» EXERCISE DESCRIPTION: Output all records exactly.

» MATERIAL FOR THIS TASK:
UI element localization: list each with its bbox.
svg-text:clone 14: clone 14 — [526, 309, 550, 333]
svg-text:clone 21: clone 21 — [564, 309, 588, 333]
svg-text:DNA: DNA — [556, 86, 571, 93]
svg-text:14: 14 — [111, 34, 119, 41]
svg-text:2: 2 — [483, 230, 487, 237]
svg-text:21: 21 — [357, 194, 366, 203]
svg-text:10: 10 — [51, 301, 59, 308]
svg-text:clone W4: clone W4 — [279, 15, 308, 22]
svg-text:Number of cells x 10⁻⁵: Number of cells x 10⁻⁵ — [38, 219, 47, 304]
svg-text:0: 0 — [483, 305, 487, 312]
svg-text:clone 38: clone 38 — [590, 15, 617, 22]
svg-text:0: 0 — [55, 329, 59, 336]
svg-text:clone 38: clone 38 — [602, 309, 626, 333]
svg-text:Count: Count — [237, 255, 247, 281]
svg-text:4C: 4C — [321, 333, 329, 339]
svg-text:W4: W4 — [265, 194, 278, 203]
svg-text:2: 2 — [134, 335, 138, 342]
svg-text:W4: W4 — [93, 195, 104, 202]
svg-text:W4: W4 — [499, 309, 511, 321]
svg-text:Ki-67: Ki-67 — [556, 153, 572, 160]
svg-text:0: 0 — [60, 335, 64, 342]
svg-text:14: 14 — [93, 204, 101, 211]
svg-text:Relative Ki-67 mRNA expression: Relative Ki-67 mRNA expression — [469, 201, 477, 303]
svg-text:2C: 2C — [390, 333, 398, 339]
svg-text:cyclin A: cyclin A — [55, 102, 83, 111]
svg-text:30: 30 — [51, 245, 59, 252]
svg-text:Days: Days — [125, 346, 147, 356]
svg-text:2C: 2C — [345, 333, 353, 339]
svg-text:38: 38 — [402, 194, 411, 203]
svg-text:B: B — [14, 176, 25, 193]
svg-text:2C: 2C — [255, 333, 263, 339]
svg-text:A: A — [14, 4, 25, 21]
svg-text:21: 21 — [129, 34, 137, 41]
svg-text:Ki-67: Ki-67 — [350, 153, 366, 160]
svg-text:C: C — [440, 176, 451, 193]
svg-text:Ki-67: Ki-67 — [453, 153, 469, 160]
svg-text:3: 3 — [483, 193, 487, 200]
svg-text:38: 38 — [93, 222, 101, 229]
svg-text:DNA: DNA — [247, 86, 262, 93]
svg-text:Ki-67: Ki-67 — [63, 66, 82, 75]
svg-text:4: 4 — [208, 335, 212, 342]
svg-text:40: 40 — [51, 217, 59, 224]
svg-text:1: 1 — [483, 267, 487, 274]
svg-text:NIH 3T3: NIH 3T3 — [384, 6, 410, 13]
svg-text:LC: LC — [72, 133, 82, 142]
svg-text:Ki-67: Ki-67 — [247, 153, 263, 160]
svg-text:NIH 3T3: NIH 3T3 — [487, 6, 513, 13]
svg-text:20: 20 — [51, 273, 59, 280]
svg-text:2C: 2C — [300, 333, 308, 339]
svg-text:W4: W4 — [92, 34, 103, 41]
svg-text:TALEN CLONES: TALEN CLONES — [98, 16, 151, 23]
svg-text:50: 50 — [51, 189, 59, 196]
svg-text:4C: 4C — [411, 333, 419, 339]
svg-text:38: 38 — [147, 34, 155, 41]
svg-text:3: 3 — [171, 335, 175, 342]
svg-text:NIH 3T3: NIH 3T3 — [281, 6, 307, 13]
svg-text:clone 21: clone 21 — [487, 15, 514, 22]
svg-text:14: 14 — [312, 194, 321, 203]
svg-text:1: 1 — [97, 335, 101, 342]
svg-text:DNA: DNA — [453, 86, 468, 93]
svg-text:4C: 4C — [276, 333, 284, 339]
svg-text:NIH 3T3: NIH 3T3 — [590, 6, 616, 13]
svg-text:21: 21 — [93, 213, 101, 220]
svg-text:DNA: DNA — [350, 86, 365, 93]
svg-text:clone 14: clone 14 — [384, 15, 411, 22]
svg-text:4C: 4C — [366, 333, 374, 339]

» RESULT FOR THIS EXERCISE:
UI element localization: list each with its bbox.
svg-text:clone 14: clone 14 — [526, 309, 550, 333]
svg-text:clone 21: clone 21 — [564, 309, 588, 333]
svg-text:DNA: DNA — [556, 86, 571, 93]
svg-text:14: 14 — [111, 34, 119, 41]
svg-text:2: 2 — [483, 230, 487, 237]
svg-text:21: 21 — [357, 194, 366, 203]
svg-text:10: 10 — [51, 301, 59, 308]
svg-text:clone W4: clone W4 — [279, 15, 308, 22]
svg-text:Number of cells x 10⁻⁵: Number of cells x 10⁻⁵ — [38, 219, 47, 304]
svg-text:0: 0 — [483, 305, 487, 312]
svg-text:clone 38: clone 38 — [590, 15, 617, 22]
svg-text:0: 0 — [55, 329, 59, 336]
svg-text:clone 38: clone 38 — [602, 309, 626, 333]
svg-text:Count: Count — [237, 255, 247, 281]
svg-text:4C: 4C — [321, 333, 329, 339]
svg-text:W4: W4 — [265, 194, 278, 203]
svg-text:2: 2 — [134, 335, 138, 342]
svg-text:W4: W4 — [93, 195, 104, 202]
svg-text:W4: W4 — [499, 309, 511, 321]
svg-text:Ki-67: Ki-67 — [556, 153, 572, 160]
svg-text:0: 0 — [60, 335, 64, 342]
svg-text:14: 14 — [93, 204, 101, 211]
svg-text:Relative Ki-67 mRNA expression: Relative Ki-67 mRNA expression — [469, 201, 477, 303]
svg-text:2C: 2C — [390, 333, 398, 339]
svg-text:cyclin A: cyclin A — [55, 102, 83, 111]
svg-text:30: 30 — [51, 245, 59, 252]
svg-text:Days: Days — [125, 346, 147, 356]
svg-text:2C: 2C — [345, 333, 353, 339]
svg-text:38: 38 — [402, 194, 411, 203]
svg-text:B: B — [14, 176, 25, 193]
svg-text:2C: 2C — [255, 333, 263, 339]
svg-text:A: A — [14, 4, 25, 21]
svg-text:21: 21 — [129, 34, 137, 41]
svg-text:Ki-67: Ki-67 — [350, 153, 366, 160]
svg-text:C: C — [440, 176, 451, 193]
svg-text:Ki-67: Ki-67 — [453, 153, 469, 160]
svg-text:3: 3 — [483, 193, 487, 200]
svg-text:38: 38 — [93, 222, 101, 229]
svg-text:DNA: DNA — [247, 86, 262, 93]
svg-text:Ki-67: Ki-67 — [63, 66, 82, 75]
svg-text:4: 4 — [208, 335, 212, 342]
svg-text:40: 40 — [51, 217, 59, 224]
svg-text:1: 1 — [483, 267, 487, 274]
svg-text:NIH 3T3: NIH 3T3 — [384, 6, 410, 13]
svg-text:LC: LC — [72, 133, 82, 142]
svg-text:Ki-67: Ki-67 — [247, 153, 263, 160]
svg-text:NIH 3T3: NIH 3T3 — [487, 6, 513, 13]
svg-text:20: 20 — [51, 273, 59, 280]
svg-text:2C: 2C — [300, 333, 308, 339]
svg-text:W4: W4 — [92, 34, 103, 41]
svg-text:TALEN CLONES: TALEN CLONES — [98, 16, 151, 23]
svg-text:50: 50 — [51, 189, 59, 196]
svg-text:4C: 4C — [411, 333, 419, 339]
svg-text:38: 38 — [147, 34, 155, 41]
svg-text:3: 3 — [171, 335, 175, 342]
svg-text:NIH 3T3: NIH 3T3 — [281, 6, 307, 13]
svg-text:clone 21: clone 21 — [487, 15, 514, 22]
svg-text:14: 14 — [312, 194, 321, 203]
svg-text:1: 1 — [97, 335, 101, 342]
svg-text:DNA: DNA — [453, 86, 468, 93]
svg-text:4C: 4C — [276, 333, 284, 339]
svg-text:NIH 3T3: NIH 3T3 — [590, 6, 616, 13]
svg-text:21: 21 — [93, 213, 101, 220]
svg-text:DNA: DNA — [350, 86, 365, 93]
svg-text:clone 14: clone 14 — [384, 15, 411, 22]
svg-text:4C: 4C — [366, 333, 374, 339]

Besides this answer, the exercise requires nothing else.